** START Stored data **
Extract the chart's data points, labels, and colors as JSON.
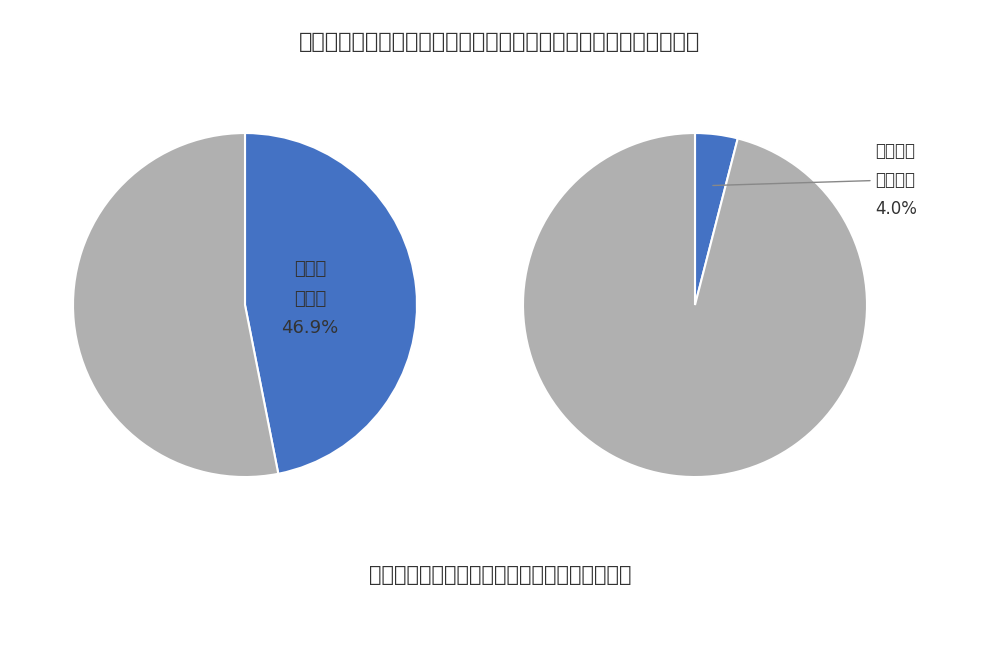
{
  "title": "（図１）家計を支えている方の収入・事業・仕事への自粛等の影響",
  "subtitle": "約半数の学生が、家計の収入減に直面している",
  "left_pie": {
    "values": [
      46.9,
      53.1
    ],
    "colors": [
      "#4472c4",
      "#b0b0b0"
    ],
    "label_inside": "収入が\n減った\n46.9%",
    "startangle": 90
  },
  "right_pie": {
    "values": [
      4.0,
      96.0
    ],
    "colors": [
      "#4472c4",
      "#b0b0b0"
    ],
    "annotation_text": "収入がな\nくなった\n4.0%",
    "startangle": 90
  },
  "background_color": "#ffffff",
  "title_fontsize": 16,
  "subtitle_fontsize": 15,
  "label_fontsize": 13,
  "annotation_fontsize": 12,
  "text_color": "#333333"
}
** END Stored data **
Exercise brief → Retype the whole listing, keeping every line identical and omitting all pictures.

Task output →
Extract the chart's data points, labels, and colors as JSON.
{
  "title": "（図１）家計を支えている方の収入・事業・仕事への自粛等の影響",
  "subtitle": "約半数の学生が、家計の収入減に直面している",
  "left_pie": {
    "values": [
      46.9,
      53.1
    ],
    "colors": [
      "#4472c4",
      "#b0b0b0"
    ],
    "label_inside": "収入が\n減った\n46.9%",
    "startangle": 90
  },
  "right_pie": {
    "values": [
      4.0,
      96.0
    ],
    "colors": [
      "#4472c4",
      "#b0b0b0"
    ],
    "annotation_text": "収入がな\nくなった\n4.0%",
    "startangle": 90
  },
  "background_color": "#ffffff",
  "title_fontsize": 16,
  "subtitle_fontsize": 15,
  "label_fontsize": 13,
  "annotation_fontsize": 12,
  "text_color": "#333333"
}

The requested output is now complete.